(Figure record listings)
--

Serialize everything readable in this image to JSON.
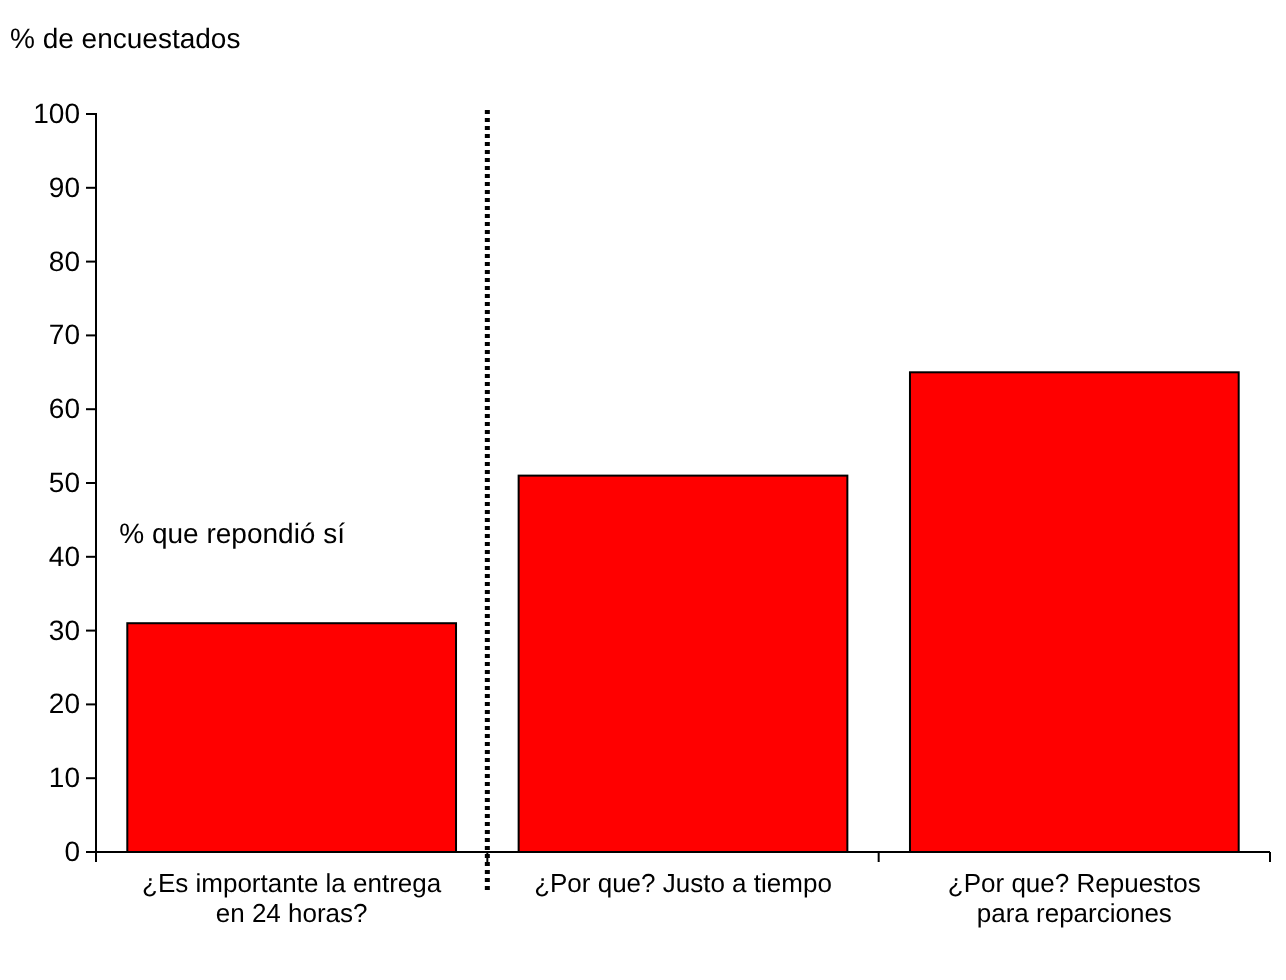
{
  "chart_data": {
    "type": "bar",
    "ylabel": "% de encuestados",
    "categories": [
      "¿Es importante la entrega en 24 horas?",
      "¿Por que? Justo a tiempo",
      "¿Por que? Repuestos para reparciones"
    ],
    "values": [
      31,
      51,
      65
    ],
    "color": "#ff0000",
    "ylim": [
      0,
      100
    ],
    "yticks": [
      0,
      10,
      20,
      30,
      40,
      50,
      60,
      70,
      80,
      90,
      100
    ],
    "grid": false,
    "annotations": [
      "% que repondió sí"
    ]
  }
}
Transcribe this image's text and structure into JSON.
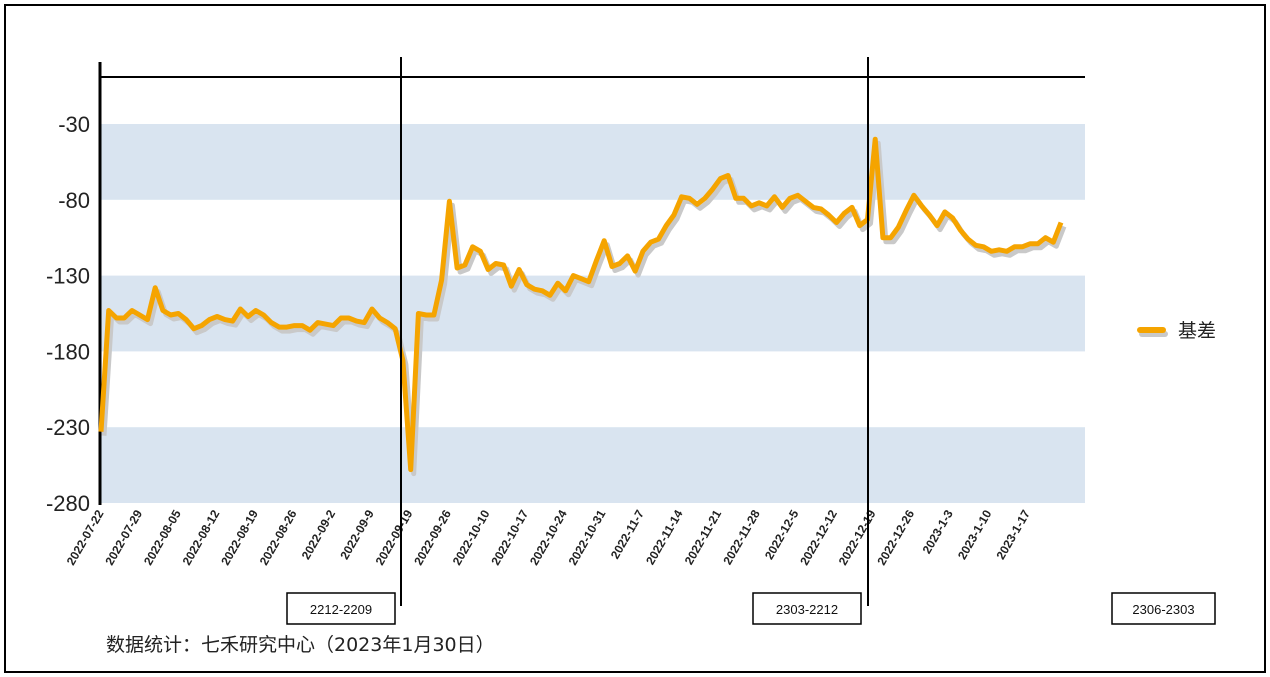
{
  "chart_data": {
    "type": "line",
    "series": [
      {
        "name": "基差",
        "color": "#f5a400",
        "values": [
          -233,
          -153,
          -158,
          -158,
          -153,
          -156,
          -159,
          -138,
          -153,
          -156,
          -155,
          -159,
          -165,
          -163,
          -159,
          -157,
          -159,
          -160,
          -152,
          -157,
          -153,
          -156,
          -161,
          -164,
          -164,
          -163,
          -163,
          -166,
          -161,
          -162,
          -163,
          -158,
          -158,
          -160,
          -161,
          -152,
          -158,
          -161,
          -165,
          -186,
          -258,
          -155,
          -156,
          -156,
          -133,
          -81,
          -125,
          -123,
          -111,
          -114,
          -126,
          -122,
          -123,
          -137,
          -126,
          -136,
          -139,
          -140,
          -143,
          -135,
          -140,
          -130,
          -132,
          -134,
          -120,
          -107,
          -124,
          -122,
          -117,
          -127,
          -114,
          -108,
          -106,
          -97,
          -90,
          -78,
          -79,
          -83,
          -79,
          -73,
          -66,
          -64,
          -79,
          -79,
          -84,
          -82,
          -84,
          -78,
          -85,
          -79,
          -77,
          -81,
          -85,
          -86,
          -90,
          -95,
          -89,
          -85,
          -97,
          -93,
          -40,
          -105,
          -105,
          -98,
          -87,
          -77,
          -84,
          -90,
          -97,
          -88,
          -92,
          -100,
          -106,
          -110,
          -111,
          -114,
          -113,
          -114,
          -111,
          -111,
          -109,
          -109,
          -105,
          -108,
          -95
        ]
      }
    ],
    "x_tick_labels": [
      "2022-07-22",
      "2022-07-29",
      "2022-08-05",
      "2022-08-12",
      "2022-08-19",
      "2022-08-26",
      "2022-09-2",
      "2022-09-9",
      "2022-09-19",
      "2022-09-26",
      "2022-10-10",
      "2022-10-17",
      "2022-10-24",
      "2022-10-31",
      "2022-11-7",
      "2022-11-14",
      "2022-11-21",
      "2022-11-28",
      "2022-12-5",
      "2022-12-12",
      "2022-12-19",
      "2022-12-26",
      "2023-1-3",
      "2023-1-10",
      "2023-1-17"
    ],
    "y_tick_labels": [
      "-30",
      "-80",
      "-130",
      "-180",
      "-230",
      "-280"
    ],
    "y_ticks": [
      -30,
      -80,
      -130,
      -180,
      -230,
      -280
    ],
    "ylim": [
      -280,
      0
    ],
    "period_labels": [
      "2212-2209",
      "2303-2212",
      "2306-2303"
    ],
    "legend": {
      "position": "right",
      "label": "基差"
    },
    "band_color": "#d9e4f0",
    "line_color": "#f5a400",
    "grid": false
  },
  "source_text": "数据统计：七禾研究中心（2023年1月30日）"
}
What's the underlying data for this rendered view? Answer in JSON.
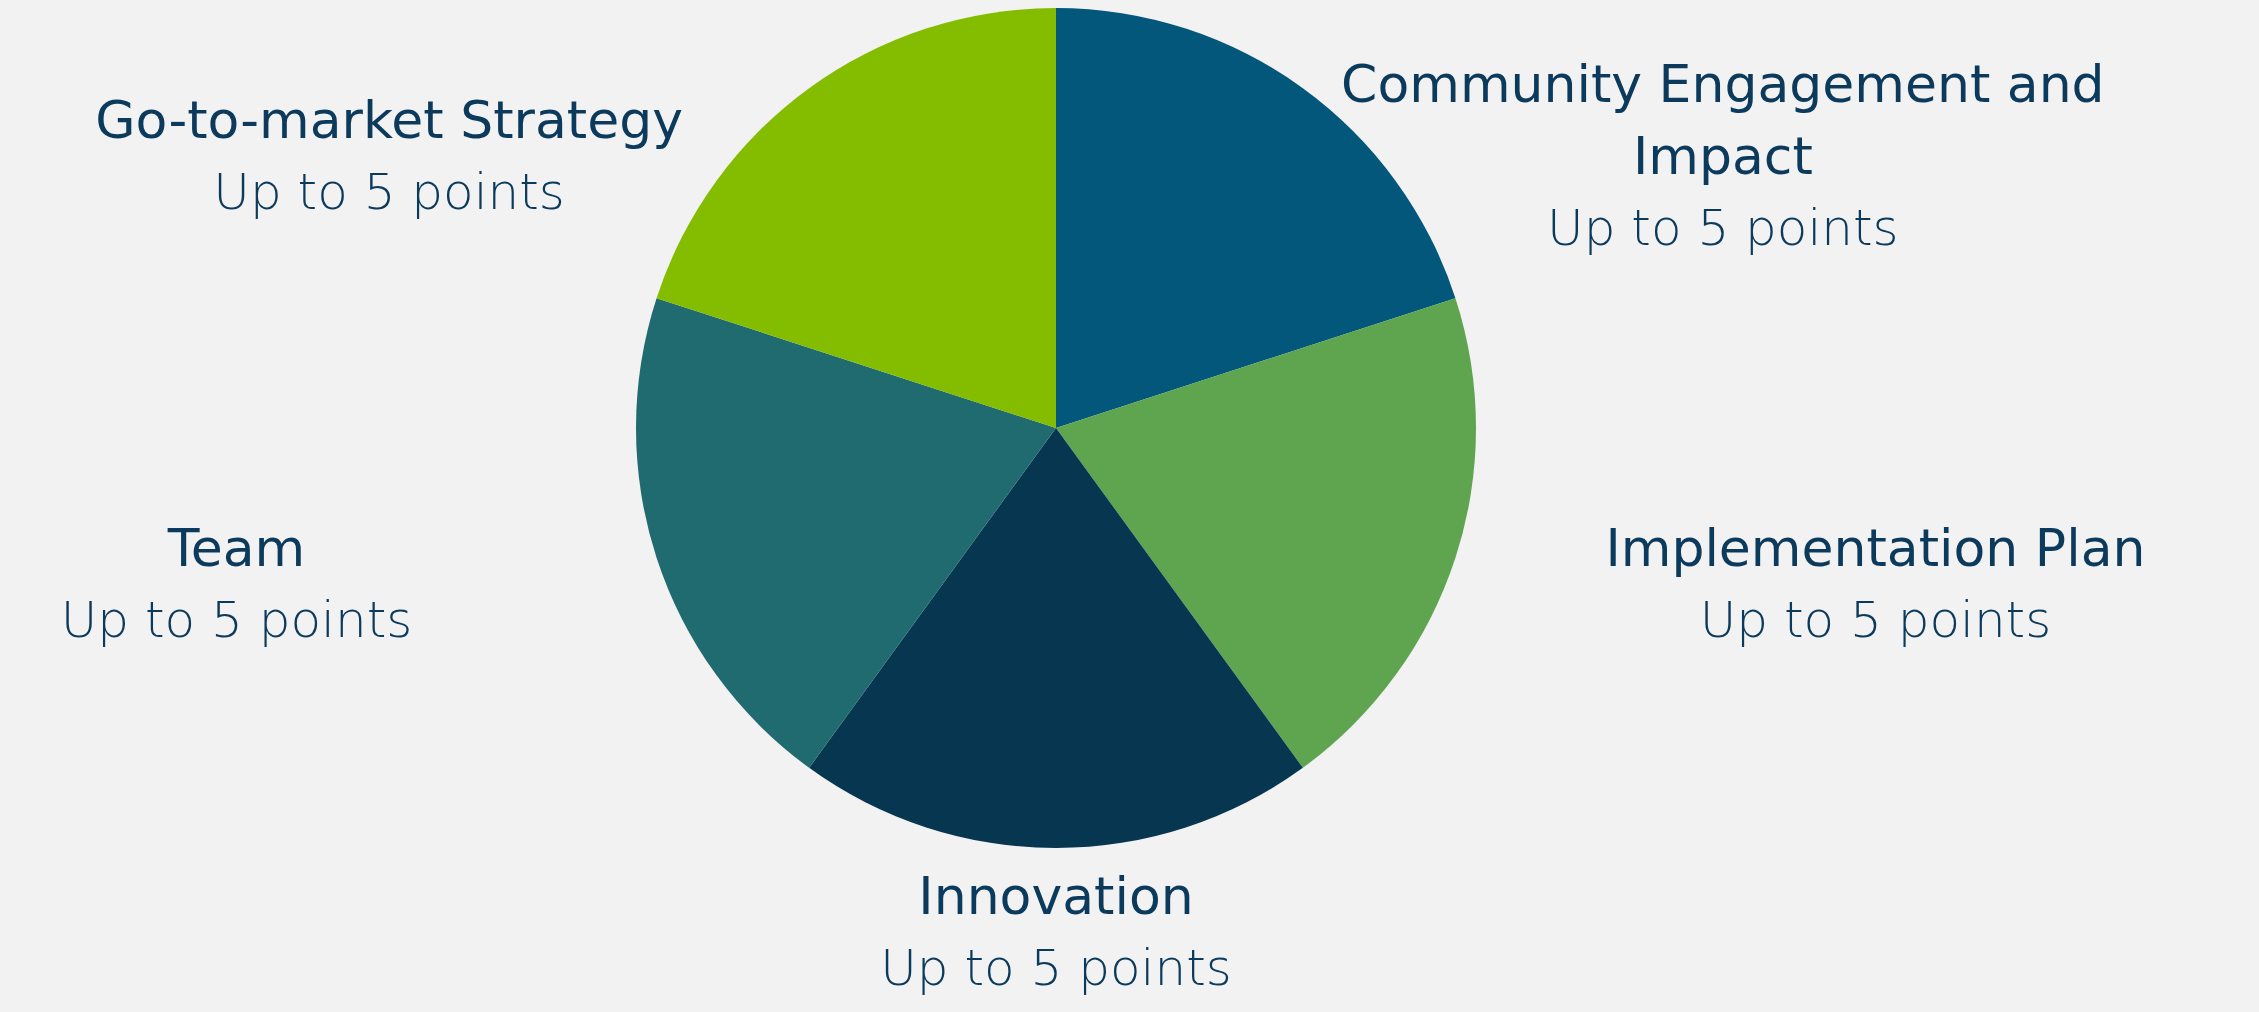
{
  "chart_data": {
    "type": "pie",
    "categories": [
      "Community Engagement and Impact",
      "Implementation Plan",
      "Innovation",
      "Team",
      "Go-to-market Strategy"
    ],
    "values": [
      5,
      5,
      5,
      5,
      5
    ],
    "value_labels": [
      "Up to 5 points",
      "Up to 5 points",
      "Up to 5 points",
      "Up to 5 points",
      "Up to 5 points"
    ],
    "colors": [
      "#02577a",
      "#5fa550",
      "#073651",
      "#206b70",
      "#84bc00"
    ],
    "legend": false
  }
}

--

__WHAT THE EXERCISE ASKS__
Retype each line of the listing above word for word. Exclude the pictures.

__FULL OUTPUT__
Serialize everything readable in this image to JSON.
{
  "chart_data": {
    "type": "bar",
    "ylabel": "% de encuestados",
    "categories": [
      "¿Es importante la entrega en 24 horas?",
      "¿Por que? Justo a tiempo",
      "¿Por que? Repuestos para reparciones"
    ],
    "values": [
      31,
      51,
      65
    ],
    "color": "#ff0000",
    "ylim": [
      0,
      100
    ],
    "yticks": [
      0,
      10,
      20,
      30,
      40,
      50,
      60,
      70,
      80,
      90,
      100
    ],
    "grid": false,
    "annotations": [
      "% que repondió sí"
    ]
  }
}
Transcribe this image's text and structure into JSON.
{
  "chart_data": {
    "type": "line",
    "series": [
      {
        "name": "基差",
        "color": "#f5a400",
        "values": [
          -233,
          -153,
          -158,
          -158,
          -153,
          -156,
          -159,
          -138,
          -153,
          -156,
          -155,
          -159,
          -165,
          -163,
          -159,
          -157,
          -159,
          -160,
          -152,
          -157,
          -153,
          -156,
          -161,
          -164,
          -164,
          -163,
          -163,
          -166,
          -161,
          -162,
          -163,
          -158,
          -158,
          -160,
          -161,
          -152,
          -158,
          -161,
          -165,
          -186,
          -258,
          -155,
          -156,
          -156,
          -133,
          -81,
          -125,
          -123,
          -111,
          -114,
          -126,
          -122,
          -123,
          -137,
          -126,
          -136,
          -139,
          -140,
          -143,
          -135,
          -140,
          -130,
          -132,
          -134,
          -120,
          -107,
          -124,
          -122,
          -117,
          -127,
          -114,
          -108,
          -106,
          -97,
          -90,
          -78,
          -79,
          -83,
          -79,
          -73,
          -66,
          -64,
          -79,
          -79,
          -84,
          -82,
          -84,
          -78,
          -85,
          -79,
          -77,
          -81,
          -85,
          -86,
          -90,
          -95,
          -89,
          -85,
          -97,
          -93,
          -40,
          -105,
          -105,
          -98,
          -87,
          -77,
          -84,
          -90,
          -97,
          -88,
          -92,
          -100,
          -106,
          -110,
          -111,
          -114,
          -113,
          -114,
          -111,
          -111,
          -109,
          -109,
          -105,
          -108,
          -95
        ]
      }
    ],
    "x_tick_labels": [
      "2022-07-22",
      "2022-07-29",
      "2022-08-05",
      "2022-08-12",
      "2022-08-19",
      "2022-08-26",
      "2022-09-2",
      "2022-09-9",
      "2022-09-19",
      "2022-09-26",
      "2022-10-10",
      "2022-10-17",
      "2022-10-24",
      "2022-10-31",
      "2022-11-7",
      "2022-11-14",
      "2022-11-21",
      "2022-11-28",
      "2022-12-5",
      "2022-12-12",
      "2022-12-19",
      "2022-12-26",
      "2023-1-3",
      "2023-1-10",
      "2023-1-17"
    ],
    "y_tick_labels": [
      "-30",
      "-80",
      "-130",
      "-180",
      "-230",
      "-280"
    ],
    "y_ticks": [
      -30,
      -80,
      -130,
      -180,
      -230,
      -280
    ],
    "ylim": [
      -280,
      0
    ],
    "period_labels": [
      "2212-2209",
      "2303-2212",
      "2306-2303"
    ],
    "legend": {
      "position": "right",
      "label": "基差"
    },
    "band_color": "#d9e4f0",
    "line_color": "#f5a400",
    "grid": false
  },
  "source_text": "数据统计：七禾研究中心（2023年1月30日）"
}
What's the underlying data for this rendered view? Answer in JSON.
{
  "chart_data": {
    "type": "pie",
    "categories": [
      "Community Engagement and Impact",
      "Implementation Plan",
      "Innovation",
      "Team",
      "Go-to-market Strategy"
    ],
    "values": [
      5,
      5,
      5,
      5,
      5
    ],
    "value_labels": [
      "Up to 5 points",
      "Up to 5 points",
      "Up to 5 points",
      "Up to 5 points",
      "Up to 5 points"
    ],
    "colors": [
      "#02577a",
      "#5fa550",
      "#073651",
      "#206b70",
      "#84bc00"
    ],
    "legend": false
  }
}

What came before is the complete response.